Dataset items

--- start ---

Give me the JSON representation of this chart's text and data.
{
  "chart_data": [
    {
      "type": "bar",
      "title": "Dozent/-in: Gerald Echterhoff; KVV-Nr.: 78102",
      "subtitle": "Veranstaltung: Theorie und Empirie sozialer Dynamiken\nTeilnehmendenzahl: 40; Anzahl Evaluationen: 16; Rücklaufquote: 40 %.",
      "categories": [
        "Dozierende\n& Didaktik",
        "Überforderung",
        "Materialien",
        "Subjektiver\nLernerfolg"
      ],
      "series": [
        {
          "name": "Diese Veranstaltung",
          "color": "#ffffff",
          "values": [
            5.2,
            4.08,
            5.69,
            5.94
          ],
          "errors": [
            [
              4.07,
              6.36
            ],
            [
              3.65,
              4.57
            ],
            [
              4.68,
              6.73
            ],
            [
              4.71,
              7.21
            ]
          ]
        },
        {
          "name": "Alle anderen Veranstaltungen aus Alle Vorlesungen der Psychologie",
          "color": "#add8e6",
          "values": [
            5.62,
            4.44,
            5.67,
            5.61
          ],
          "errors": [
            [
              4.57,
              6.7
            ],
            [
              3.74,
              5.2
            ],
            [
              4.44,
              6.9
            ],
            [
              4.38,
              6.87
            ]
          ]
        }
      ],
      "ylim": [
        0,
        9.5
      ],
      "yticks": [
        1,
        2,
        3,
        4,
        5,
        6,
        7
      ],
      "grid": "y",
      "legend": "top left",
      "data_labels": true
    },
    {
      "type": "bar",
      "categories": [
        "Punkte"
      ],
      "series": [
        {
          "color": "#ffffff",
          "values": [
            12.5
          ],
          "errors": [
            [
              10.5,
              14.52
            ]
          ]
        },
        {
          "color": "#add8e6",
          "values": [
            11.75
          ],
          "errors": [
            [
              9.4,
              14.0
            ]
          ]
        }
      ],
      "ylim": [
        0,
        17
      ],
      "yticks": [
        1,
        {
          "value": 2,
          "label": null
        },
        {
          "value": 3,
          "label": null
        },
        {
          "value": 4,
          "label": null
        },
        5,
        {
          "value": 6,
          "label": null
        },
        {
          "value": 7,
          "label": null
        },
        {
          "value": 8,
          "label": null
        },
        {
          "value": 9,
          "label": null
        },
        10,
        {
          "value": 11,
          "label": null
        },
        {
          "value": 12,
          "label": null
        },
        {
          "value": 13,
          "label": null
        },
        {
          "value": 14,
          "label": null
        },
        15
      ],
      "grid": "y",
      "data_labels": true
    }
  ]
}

--- end ---

Problem:
In the entries above, locate every line with the word "name" and copy it.

Output below:
          "name": "Diese Veranstaltung",
          "name": "Alle anderen Veranstaltungen aus Alle Vorlesungen der Psychologie",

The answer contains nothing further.